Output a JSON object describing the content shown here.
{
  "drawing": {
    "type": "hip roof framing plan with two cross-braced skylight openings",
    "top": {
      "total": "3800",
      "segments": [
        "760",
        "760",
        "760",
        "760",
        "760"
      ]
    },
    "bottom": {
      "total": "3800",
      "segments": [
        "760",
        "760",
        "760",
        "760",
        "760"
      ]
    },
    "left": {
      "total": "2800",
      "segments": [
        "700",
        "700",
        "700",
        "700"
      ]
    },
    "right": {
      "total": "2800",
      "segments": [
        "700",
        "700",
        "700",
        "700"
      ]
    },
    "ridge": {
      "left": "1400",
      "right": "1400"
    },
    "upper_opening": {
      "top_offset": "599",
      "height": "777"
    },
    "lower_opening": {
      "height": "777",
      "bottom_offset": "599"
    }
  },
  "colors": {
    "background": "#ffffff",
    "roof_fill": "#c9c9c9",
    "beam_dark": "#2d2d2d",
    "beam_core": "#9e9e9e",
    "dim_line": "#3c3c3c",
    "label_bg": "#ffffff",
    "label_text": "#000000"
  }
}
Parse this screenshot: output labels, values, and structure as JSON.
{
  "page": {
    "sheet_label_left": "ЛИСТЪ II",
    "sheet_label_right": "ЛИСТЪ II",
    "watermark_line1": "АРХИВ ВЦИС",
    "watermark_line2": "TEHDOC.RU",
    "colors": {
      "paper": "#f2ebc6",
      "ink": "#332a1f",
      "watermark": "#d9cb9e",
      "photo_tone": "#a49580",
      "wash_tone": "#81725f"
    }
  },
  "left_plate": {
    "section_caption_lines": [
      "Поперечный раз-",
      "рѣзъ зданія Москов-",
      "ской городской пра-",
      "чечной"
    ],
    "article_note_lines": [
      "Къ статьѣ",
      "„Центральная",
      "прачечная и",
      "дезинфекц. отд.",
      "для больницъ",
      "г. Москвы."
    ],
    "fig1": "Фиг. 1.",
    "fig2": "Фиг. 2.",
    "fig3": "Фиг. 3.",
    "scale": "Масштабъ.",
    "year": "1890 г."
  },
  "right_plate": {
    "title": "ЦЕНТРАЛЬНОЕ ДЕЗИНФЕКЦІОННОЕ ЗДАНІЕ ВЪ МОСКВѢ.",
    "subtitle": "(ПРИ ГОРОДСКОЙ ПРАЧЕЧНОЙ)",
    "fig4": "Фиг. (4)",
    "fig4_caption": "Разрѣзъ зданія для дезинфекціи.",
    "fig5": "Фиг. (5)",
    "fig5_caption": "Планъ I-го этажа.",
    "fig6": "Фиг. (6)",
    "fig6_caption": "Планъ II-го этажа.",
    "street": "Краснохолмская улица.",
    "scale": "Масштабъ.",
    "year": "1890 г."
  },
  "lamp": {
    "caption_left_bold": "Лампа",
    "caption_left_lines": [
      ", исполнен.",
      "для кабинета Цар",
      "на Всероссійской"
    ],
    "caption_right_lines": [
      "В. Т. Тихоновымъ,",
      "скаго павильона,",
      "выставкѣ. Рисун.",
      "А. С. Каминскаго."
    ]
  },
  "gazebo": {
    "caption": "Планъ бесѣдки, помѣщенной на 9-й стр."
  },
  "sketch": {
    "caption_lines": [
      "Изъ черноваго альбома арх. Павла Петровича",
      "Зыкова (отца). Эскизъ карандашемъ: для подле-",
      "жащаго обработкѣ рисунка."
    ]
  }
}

__EXERCISE INSTRUCTIONS__
Every entry must be retyped in full, exactly as given.

__EXPECTED OUTPUT__
Output a JSON object describing the content shown here.
{
  "drawing": {
    "type": "hip roof framing plan with two cross-braced skylight openings",
    "top": {
      "total": "3800",
      "segments": [
        "760",
        "760",
        "760",
        "760",
        "760"
      ]
    },
    "bottom": {
      "total": "3800",
      "segments": [
        "760",
        "760",
        "760",
        "760",
        "760"
      ]
    },
    "left": {
      "total": "2800",
      "segments": [
        "700",
        "700",
        "700",
        "700"
      ]
    },
    "right": {
      "total": "2800",
      "segments": [
        "700",
        "700",
        "700",
        "700"
      ]
    },
    "ridge": {
      "left": "1400",
      "right": "1400"
    },
    "upper_opening": {
      "top_offset": "599",
      "height": "777"
    },
    "lower_opening": {
      "height": "777",
      "bottom_offset": "599"
    }
  },
  "colors": {
    "background": "#ffffff",
    "roof_fill": "#c9c9c9",
    "beam_dark": "#2d2d2d",
    "beam_core": "#9e9e9e",
    "dim_line": "#3c3c3c",
    "label_bg": "#ffffff",
    "label_text": "#000000"
  }
}
Parse this screenshot: output labels, values, and structure as JSON.
{
  "page": {
    "sheet_label_left": "ЛИСТЪ II",
    "sheet_label_right": "ЛИСТЪ II",
    "watermark_line1": "АРХИВ ВЦИС",
    "watermark_line2": "TEHDOC.RU",
    "colors": {
      "paper": "#f2ebc6",
      "ink": "#332a1f",
      "watermark": "#d9cb9e",
      "photo_tone": "#a49580",
      "wash_tone": "#81725f"
    }
  },
  "left_plate": {
    "section_caption_lines": [
      "Поперечный раз-",
      "рѣзъ зданія Москов-",
      "ской городской пра-",
      "чечной"
    ],
    "article_note_lines": [
      "Къ статьѣ",
      "„Центральная",
      "прачечная и",
      "дезинфекц. отд.",
      "для больницъ",
      "г. Москвы."
    ],
    "fig1": "Фиг. 1.",
    "fig2": "Фиг. 2.",
    "fig3": "Фиг. 3.",
    "scale": "Масштабъ.",
    "year": "1890 г."
  },
  "right_plate": {
    "title": "ЦЕНТРАЛЬНОЕ ДЕЗИНФЕКЦІОННОЕ ЗДАНІЕ ВЪ МОСКВѢ.",
    "subtitle": "(ПРИ ГОРОДСКОЙ ПРАЧЕЧНОЙ)",
    "fig4": "Фиг. (4)",
    "fig4_caption": "Разрѣзъ зданія для дезинфекціи.",
    "fig5": "Фиг. (5)",
    "fig5_caption": "Планъ I-го этажа.",
    "fig6": "Фиг. (6)",
    "fig6_caption": "Планъ II-го этажа.",
    "street": "Краснохолмская улица.",
    "scale": "Масштабъ.",
    "year": "1890 г."
  },
  "lamp": {
    "caption_left_bold": "Лампа",
    "caption_left_lines": [
      ", исполнен.",
      "для кабинета Цар",
      "на Всероссійской"
    ],
    "caption_right_lines": [
      "В. Т. Тихоновымъ,",
      "скаго павильона,",
      "выставкѣ. Рисун.",
      "А. С. Каминскаго."
    ]
  },
  "gazebo": {
    "caption": "Планъ бесѣдки, помѣщенной на 9-й стр."
  },
  "sketch": {
    "caption_lines": [
      "Изъ черноваго альбома арх. Павла Петровича",
      "Зыкова (отца). Эскизъ карандашемъ: для подле-",
      "жащаго обработкѣ рисунка."
    ]
  }
}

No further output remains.